** Start PROVIDED MATERIAL **

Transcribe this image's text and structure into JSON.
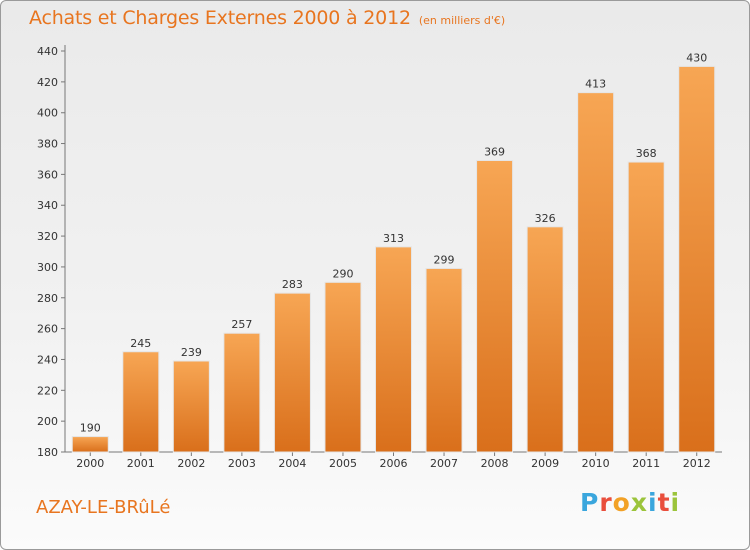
{
  "chart_data": {
    "type": "bar",
    "title": "Achats et Charges Externes 2000 à 2012",
    "subtitle": "(en milliers d'€)",
    "categories": [
      "2000",
      "2001",
      "2002",
      "2003",
      "2004",
      "2005",
      "2006",
      "2007",
      "2008",
      "2009",
      "2010",
      "2011",
      "2012"
    ],
    "values": [
      190,
      245,
      239,
      257,
      283,
      290,
      313,
      299,
      369,
      326,
      413,
      368,
      430
    ],
    "ylim": [
      180,
      440
    ],
    "yticks": [
      180,
      200,
      220,
      240,
      260,
      280,
      300,
      320,
      340,
      360,
      380,
      400,
      420,
      440
    ],
    "grid": false,
    "legend": "none",
    "bar_color": "#f08c33"
  },
  "footer": {
    "place": "AZAY-LE-BRûLé",
    "brand": {
      "letters": [
        "P",
        "r",
        "o",
        "x",
        "i",
        "t",
        "i"
      ]
    }
  },
  "colors": {
    "title": "#e8751f",
    "bar_light": "#f7a654",
    "bar_dark": "#d96f1b"
  }
}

** End PROVIDED MATERIAL **

### YOUR TASK
Without the pictures, write out the whole listing above exactly as it appears.

### RESULT OF THIS EXERCISE
Transcribe this image's text and structure into JSON.
{
  "chart_data": {
    "type": "bar",
    "title": "Achats et Charges Externes 2000 à 2012",
    "subtitle": "(en milliers d'€)",
    "categories": [
      "2000",
      "2001",
      "2002",
      "2003",
      "2004",
      "2005",
      "2006",
      "2007",
      "2008",
      "2009",
      "2010",
      "2011",
      "2012"
    ],
    "values": [
      190,
      245,
      239,
      257,
      283,
      290,
      313,
      299,
      369,
      326,
      413,
      368,
      430
    ],
    "ylim": [
      180,
      440
    ],
    "yticks": [
      180,
      200,
      220,
      240,
      260,
      280,
      300,
      320,
      340,
      360,
      380,
      400,
      420,
      440
    ],
    "grid": false,
    "legend": "none",
    "bar_color": "#f08c33"
  },
  "footer": {
    "place": "AZAY-LE-BRûLé",
    "brand": {
      "letters": [
        "P",
        "r",
        "o",
        "x",
        "i",
        "t",
        "i"
      ]
    }
  },
  "colors": {
    "title": "#e8751f",
    "bar_light": "#f7a654",
    "bar_dark": "#d96f1b"
  }
}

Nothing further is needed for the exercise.